DIRECTIONS - Copy the data precisely, character for character, and leave out every picture.

Records from a dataset
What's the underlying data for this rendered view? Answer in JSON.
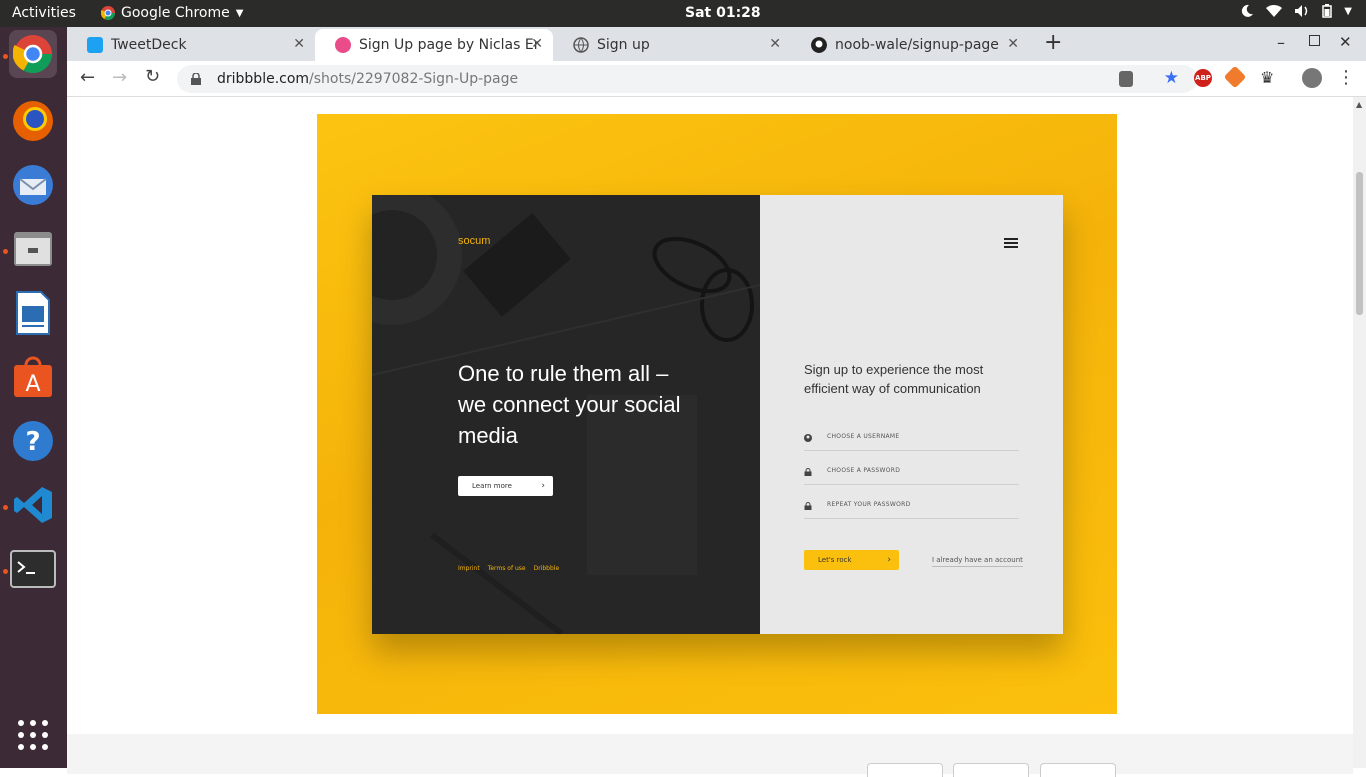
{
  "system": {
    "activities": "Activities",
    "app_name": "Google Chrome",
    "clock": "Sat 01:28"
  },
  "tabs": [
    {
      "title": "TweetDeck",
      "icon": "twitter-icon",
      "color": "#1da1f2"
    },
    {
      "title": "Sign Up page by Niclas Er",
      "icon": "dribbble-icon",
      "color": "#ea4c89"
    },
    {
      "title": "Sign up",
      "icon": "globe-icon",
      "color": "#555555"
    },
    {
      "title": "noob-wale/signup-page",
      "icon": "github-icon",
      "color": "#222222"
    }
  ],
  "url": {
    "domain": "dribbble.com",
    "path": "/shots/2297082-Sign-Up-page"
  },
  "shot": {
    "brand": "socum",
    "headline": "One to rule them all – we connect your social media",
    "learn_more": "Learn more",
    "footer_links": [
      "Imprint",
      "Terms of use",
      "Dribbble"
    ],
    "signup_heading": "Sign up to experience the most efficient way of communication",
    "fields": [
      {
        "label": "CHOOSE A USERNAME",
        "icon": "user-icon"
      },
      {
        "label": "CHOOSE A PASSWORD",
        "icon": "lock-icon"
      },
      {
        "label": "REPEAT YOUR PASSWORD",
        "icon": "lock-icon"
      }
    ],
    "submit": "Let's rock",
    "login_link": "I already have an account"
  },
  "colors": {
    "accent": "#f5b30a",
    "dark": "#252525",
    "light": "#e8e8e8"
  }
}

ANSWER TO THIS TASK -
What's the underlying data for this rendered view? Answer in JSON.
{
  "system": {
    "activities": "Activities",
    "app_name": "Google Chrome",
    "clock": "Sat 01:28"
  },
  "tabs": [
    {
      "title": "TweetDeck",
      "icon": "twitter-icon",
      "color": "#1da1f2"
    },
    {
      "title": "Sign Up page by Niclas Er",
      "icon": "dribbble-icon",
      "color": "#ea4c89"
    },
    {
      "title": "Sign up",
      "icon": "globe-icon",
      "color": "#555555"
    },
    {
      "title": "noob-wale/signup-page",
      "icon": "github-icon",
      "color": "#222222"
    }
  ],
  "url": {
    "domain": "dribbble.com",
    "path": "/shots/2297082-Sign-Up-page"
  },
  "shot": {
    "brand": "socum",
    "headline": "One to rule them all – we connect your social media",
    "learn_more": "Learn more",
    "footer_links": [
      "Imprint",
      "Terms of use",
      "Dribbble"
    ],
    "signup_heading": "Sign up to experience the most efficient way of communication",
    "fields": [
      {
        "label": "CHOOSE A USERNAME",
        "icon": "user-icon"
      },
      {
        "label": "CHOOSE A PASSWORD",
        "icon": "lock-icon"
      },
      {
        "label": "REPEAT YOUR PASSWORD",
        "icon": "lock-icon"
      }
    ],
    "submit": "Let's rock",
    "login_link": "I already have an account"
  },
  "colors": {
    "accent": "#f5b30a",
    "dark": "#252525",
    "light": "#e8e8e8"
  }
}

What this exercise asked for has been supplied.